A run of records
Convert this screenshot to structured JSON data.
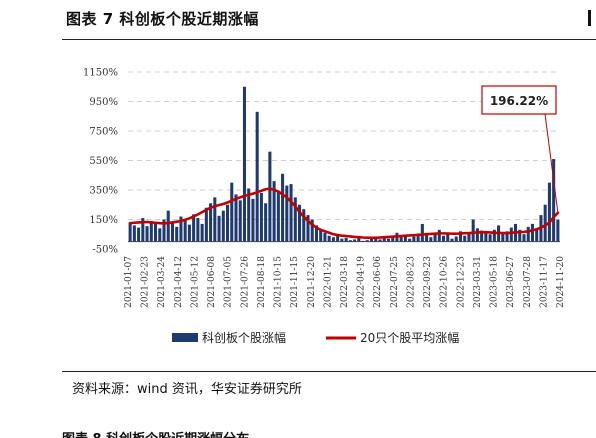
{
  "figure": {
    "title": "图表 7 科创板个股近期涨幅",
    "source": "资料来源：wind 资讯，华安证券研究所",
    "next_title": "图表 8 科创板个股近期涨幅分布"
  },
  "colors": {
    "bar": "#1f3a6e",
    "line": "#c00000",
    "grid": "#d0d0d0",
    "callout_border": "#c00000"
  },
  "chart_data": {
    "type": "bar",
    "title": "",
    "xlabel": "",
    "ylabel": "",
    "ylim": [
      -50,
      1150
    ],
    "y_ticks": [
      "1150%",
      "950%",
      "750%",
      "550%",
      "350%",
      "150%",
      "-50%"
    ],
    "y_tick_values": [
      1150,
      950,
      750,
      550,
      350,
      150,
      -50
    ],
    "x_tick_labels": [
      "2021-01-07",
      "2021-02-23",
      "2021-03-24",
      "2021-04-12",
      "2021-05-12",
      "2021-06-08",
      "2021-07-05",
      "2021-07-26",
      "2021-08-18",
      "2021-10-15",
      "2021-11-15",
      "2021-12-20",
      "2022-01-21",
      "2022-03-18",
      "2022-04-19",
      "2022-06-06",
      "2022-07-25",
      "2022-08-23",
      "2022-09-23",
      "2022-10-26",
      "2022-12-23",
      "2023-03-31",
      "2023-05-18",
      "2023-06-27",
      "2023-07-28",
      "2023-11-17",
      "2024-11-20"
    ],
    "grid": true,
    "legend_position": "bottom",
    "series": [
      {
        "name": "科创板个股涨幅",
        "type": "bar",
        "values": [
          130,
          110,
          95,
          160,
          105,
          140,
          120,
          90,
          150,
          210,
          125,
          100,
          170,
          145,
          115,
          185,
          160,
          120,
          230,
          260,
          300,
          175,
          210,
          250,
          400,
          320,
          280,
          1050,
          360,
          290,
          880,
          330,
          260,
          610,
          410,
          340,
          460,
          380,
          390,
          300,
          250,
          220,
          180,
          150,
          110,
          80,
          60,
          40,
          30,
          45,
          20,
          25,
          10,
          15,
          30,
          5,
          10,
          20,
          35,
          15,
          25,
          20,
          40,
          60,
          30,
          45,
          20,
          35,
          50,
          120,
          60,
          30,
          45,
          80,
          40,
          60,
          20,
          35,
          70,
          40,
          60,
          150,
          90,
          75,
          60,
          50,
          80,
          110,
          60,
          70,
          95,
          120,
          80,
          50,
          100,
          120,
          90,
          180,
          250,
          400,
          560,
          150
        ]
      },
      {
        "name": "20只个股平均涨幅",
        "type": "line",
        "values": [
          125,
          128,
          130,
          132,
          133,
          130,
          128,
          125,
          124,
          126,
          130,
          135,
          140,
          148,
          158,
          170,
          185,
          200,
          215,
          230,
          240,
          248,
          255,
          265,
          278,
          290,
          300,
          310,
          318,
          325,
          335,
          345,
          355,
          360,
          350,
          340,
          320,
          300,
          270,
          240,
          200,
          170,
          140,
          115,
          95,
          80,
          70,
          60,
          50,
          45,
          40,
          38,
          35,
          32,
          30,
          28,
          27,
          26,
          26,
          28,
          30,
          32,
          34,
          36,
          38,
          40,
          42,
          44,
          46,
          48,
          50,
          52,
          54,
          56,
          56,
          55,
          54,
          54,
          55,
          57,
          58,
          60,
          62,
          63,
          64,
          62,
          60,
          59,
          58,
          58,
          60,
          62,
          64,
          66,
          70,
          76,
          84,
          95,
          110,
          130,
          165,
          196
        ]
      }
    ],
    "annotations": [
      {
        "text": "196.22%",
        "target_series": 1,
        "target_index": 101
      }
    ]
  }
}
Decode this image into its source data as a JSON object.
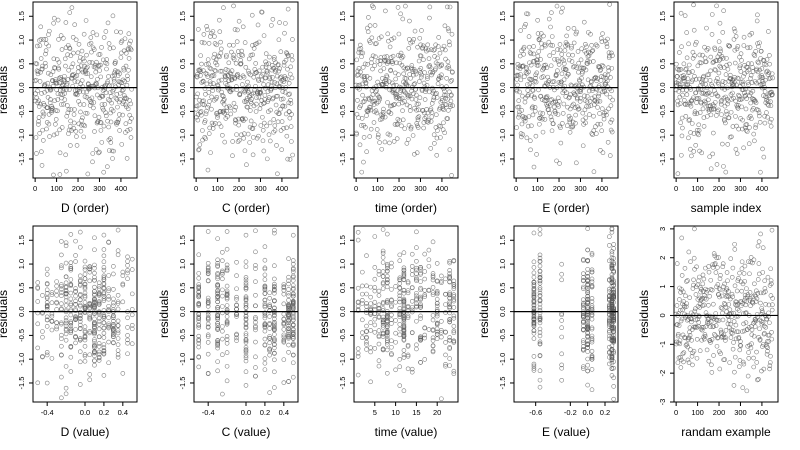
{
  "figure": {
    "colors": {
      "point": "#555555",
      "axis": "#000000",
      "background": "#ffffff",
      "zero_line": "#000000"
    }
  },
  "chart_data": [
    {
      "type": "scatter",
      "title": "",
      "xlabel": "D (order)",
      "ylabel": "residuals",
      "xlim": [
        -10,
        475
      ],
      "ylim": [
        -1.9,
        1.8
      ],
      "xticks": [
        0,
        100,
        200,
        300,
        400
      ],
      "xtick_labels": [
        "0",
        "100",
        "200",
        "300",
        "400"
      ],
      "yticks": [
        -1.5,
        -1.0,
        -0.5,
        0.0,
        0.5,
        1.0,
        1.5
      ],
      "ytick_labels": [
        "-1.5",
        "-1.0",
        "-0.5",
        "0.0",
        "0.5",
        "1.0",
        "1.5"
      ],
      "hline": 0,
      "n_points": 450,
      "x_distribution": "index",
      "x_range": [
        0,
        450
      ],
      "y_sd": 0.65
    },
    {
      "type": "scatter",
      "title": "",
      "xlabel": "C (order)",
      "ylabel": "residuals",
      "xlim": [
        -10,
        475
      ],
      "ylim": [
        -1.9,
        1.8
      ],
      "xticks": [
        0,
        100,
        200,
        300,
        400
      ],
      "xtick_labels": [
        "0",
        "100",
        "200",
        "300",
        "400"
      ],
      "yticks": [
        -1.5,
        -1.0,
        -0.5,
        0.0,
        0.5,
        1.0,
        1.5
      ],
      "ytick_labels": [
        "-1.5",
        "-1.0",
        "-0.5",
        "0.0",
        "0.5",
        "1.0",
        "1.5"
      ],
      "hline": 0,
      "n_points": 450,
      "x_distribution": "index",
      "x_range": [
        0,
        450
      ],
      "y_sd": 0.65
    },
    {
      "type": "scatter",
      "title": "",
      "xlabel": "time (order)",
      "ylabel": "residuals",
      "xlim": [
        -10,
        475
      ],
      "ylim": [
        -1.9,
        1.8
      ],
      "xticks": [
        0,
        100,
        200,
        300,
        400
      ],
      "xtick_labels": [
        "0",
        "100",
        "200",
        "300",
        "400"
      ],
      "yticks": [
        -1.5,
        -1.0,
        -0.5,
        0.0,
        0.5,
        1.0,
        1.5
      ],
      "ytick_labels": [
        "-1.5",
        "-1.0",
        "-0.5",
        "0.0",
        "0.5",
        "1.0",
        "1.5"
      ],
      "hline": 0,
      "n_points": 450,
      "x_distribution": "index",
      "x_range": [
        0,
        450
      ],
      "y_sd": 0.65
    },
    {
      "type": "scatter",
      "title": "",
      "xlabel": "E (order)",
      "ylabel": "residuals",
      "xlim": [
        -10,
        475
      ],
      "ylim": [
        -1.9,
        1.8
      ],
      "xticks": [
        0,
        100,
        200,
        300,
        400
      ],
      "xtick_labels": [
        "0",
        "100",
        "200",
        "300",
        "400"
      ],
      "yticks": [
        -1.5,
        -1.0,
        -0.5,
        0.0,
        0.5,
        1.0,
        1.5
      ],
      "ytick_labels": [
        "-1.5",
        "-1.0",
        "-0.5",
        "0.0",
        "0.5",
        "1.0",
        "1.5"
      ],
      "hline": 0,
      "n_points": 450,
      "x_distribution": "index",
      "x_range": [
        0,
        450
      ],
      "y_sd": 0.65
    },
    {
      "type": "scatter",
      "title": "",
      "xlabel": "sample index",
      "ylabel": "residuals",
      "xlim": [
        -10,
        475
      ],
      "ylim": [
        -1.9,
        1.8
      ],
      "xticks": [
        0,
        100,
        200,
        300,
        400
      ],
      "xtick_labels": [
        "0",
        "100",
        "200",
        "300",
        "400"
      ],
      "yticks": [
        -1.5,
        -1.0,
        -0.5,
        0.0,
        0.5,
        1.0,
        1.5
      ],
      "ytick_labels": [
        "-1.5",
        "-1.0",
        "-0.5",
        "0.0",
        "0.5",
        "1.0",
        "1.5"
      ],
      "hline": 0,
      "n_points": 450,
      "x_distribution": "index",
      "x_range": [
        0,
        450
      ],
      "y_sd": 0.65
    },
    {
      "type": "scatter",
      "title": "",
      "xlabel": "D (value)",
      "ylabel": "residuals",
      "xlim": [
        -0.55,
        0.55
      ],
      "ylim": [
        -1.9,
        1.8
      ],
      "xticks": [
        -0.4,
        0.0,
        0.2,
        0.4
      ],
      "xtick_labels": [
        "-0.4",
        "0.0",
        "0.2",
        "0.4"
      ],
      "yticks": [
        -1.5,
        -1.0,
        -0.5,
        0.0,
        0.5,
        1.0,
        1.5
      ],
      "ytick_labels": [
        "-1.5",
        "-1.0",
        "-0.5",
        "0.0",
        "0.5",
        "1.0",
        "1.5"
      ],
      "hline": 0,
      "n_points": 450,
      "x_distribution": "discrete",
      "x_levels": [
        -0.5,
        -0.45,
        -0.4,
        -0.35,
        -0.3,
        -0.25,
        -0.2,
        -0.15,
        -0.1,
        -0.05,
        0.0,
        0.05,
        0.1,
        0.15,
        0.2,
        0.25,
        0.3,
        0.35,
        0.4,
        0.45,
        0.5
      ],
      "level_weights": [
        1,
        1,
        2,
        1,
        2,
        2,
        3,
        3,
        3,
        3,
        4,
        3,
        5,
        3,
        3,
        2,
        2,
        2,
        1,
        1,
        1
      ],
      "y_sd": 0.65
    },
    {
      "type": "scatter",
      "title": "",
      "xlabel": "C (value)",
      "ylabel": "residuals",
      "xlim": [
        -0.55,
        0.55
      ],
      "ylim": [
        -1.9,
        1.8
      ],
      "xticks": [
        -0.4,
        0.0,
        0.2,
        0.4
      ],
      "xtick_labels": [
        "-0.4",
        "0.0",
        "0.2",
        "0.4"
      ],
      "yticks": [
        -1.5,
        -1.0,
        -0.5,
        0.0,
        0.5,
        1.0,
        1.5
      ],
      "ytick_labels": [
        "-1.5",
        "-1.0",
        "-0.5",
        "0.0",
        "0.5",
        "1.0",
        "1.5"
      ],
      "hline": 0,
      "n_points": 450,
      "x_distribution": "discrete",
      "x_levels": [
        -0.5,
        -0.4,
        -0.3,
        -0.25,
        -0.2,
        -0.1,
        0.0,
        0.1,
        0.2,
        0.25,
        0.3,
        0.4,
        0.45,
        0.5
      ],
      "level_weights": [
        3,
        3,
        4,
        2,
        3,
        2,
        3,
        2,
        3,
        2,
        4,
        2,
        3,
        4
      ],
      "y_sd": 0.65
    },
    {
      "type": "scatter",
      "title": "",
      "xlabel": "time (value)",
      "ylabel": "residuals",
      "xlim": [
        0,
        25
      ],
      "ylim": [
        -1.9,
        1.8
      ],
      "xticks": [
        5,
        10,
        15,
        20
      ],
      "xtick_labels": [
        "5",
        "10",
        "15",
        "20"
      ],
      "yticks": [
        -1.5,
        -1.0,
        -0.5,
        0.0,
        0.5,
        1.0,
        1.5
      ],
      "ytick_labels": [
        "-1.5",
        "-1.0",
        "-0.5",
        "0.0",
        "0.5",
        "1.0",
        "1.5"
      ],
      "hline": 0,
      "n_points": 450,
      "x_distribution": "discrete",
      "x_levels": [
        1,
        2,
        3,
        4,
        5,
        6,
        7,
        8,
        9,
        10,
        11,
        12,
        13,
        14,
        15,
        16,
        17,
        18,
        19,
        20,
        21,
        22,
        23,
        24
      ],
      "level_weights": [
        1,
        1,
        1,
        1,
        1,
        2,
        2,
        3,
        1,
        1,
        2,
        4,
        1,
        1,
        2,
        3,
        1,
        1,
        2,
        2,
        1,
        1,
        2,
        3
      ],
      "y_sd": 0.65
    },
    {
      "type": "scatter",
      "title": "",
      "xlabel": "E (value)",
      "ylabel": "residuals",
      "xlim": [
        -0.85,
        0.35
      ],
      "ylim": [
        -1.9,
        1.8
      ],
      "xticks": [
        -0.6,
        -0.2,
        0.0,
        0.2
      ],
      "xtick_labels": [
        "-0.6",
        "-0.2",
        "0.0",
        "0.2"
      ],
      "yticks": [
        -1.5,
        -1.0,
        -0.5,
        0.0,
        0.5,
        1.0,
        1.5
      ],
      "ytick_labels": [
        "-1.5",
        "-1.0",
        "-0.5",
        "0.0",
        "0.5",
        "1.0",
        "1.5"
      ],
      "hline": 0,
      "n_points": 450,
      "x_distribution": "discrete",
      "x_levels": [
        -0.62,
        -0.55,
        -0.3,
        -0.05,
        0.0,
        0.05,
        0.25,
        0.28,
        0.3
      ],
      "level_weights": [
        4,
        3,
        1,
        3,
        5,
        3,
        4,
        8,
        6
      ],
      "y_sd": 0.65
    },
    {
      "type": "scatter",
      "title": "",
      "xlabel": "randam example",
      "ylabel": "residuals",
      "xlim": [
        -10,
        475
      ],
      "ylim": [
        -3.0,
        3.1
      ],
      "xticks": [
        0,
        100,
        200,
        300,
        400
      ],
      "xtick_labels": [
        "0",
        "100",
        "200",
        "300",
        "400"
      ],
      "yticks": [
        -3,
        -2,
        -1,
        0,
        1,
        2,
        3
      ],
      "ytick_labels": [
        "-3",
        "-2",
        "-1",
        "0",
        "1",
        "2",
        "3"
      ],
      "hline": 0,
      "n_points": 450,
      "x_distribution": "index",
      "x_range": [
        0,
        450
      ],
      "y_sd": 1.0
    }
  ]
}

** Requirement **
Each line that has the word "this" should be copied.

** Response below **
Convert this screenshot to structured JSON data.
Decode this image into its source data as a JSON object.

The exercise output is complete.